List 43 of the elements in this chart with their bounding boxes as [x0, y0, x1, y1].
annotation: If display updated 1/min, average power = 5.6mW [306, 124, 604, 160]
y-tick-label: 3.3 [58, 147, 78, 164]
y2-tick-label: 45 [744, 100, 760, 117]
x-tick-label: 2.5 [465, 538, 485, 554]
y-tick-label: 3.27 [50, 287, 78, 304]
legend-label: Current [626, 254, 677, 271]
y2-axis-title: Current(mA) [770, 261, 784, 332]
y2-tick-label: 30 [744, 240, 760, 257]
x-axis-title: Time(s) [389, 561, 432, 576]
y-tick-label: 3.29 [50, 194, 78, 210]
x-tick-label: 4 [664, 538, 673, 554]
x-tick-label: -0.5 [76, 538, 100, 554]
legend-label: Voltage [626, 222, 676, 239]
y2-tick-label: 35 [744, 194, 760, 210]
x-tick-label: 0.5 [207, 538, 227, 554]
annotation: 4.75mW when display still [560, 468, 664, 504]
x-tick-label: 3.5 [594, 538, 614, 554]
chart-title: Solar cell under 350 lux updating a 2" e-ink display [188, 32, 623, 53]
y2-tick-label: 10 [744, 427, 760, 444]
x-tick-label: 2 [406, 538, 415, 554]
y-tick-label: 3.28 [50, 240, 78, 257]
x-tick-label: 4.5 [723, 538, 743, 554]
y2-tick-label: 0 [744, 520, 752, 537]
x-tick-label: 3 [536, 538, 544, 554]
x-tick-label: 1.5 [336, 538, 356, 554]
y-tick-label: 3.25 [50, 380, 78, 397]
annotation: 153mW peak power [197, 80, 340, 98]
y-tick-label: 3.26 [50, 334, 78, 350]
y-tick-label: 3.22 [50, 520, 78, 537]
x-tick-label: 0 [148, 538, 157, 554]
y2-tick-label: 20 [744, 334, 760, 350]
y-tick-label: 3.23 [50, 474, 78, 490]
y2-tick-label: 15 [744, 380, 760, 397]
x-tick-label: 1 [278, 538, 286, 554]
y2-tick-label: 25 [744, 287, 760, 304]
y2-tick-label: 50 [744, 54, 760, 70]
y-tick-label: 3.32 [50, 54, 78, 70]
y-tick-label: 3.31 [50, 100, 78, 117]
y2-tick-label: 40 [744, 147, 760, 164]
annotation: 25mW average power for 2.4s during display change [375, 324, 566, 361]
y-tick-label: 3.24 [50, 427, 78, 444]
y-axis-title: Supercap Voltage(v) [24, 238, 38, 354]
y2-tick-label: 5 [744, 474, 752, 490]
= = = = =
* TASK GOAL: Please rewrite every line of the rows above as a Markdown table with two columns, Row and Line, giving each line's number in Row and its text in Line, with blank lines left out.

* TASK RESULT:
| Row | Line |
|---|---|
| 1 | List 43 of the elements in this chart with their bounding boxes as [x0, y0, x1, y1]. |
| 2 | annotation: If display updated 1/min, average power = 5.6mW [306, 124, 604, 160] |
| 3 | y-tick-label: 3.3 [58, 147, 78, 164] |
| 4 | y2-tick-label: 45 [744, 100, 760, 117] |
| 5 | x-tick-label: 2.5 [465, 538, 485, 554] |
| 6 | y-tick-label: 3.27 [50, 287, 78, 304] |
| 7 | legend-label: Current [626, 254, 677, 271] |
| 8 | y2-axis-title: Current(mA) [770, 261, 784, 332] |
| 9 | y2-tick-label: 30 [744, 240, 760, 257] |
| 10 | x-axis-title: Time(s) [389, 561, 432, 576] |
| 11 | y-tick-label: 3.29 [50, 194, 78, 210] |
| 12 | x-tick-label: 4 [664, 538, 673, 554] |
| 13 | x-tick-label: -0.5 [76, 538, 100, 554] |
| 14 | legend-label: Voltage [626, 222, 676, 239] |
| 15 | y2-tick-label: 35 [744, 194, 760, 210] |
| 16 | x-tick-label: 0.5 [207, 538, 227, 554] |
| 17 | annotation: 4.75mW when display still [560, 468, 664, 504] |
| 18 | x-tick-label: 3.5 [594, 538, 614, 554] |
| 19 | chart-title: Solar cell under 350 lux updating a 2" e-ink display [188, 32, 623, 53] |
| 20 | y2-tick-label: 10 [744, 427, 760, 444] |
| 21 | x-tick-label: 2 [406, 538, 415, 554] |
| 22 | y-tick-label: 3.28 [50, 240, 78, 257] |
| 23 | x-tick-label: 4.5 [723, 538, 743, 554] |
| 24 | y2-tick-label: 0 [744, 520, 752, 537] |
| 25 | x-tick-label: 3 [536, 538, 544, 554] |
| 26 | x-tick-label: 1.5 [336, 538, 356, 554] |
| 27 | y-tick-label: 3.25 [50, 380, 78, 397] |
| 28 | annotation: 153mW peak power [197, 80, 340, 98] |
| 29 | y-tick-label: 3.26 [50, 334, 78, 350] |
| 30 | y-tick-label: 3.22 [50, 520, 78, 537] |
| 31 | x-tick-label: 0 [148, 538, 157, 554] |
| 32 | y2-tick-label: 20 [744, 334, 760, 350] |
| 33 | y-tick-label: 3.23 [50, 474, 78, 490] |
| 34 | y2-tick-label: 15 [744, 380, 760, 397] |
| 35 | x-tick-label: 1 [278, 538, 286, 554] |
| 36 | y2-tick-label: 25 [744, 287, 760, 304] |
| 37 | y2-tick-label: 50 [744, 54, 760, 70] |
| 38 | y-tick-label: 3.32 [50, 54, 78, 70] |
| 39 | y-tick-label: 3.31 [50, 100, 78, 117] |
| 40 | y2-tick-label: 40 [744, 147, 760, 164] |
| 41 | annotation: 25mW average power for 2.4s during display change [375, 324, 566, 361] |
| 42 | y-tick-label: 3.24 [50, 427, 78, 444] |
| 43 | y-axis-title: Supercap Voltage(v) [24, 238, 38, 354] |
| 44 | y2-tick-label: 5 [744, 474, 752, 490] |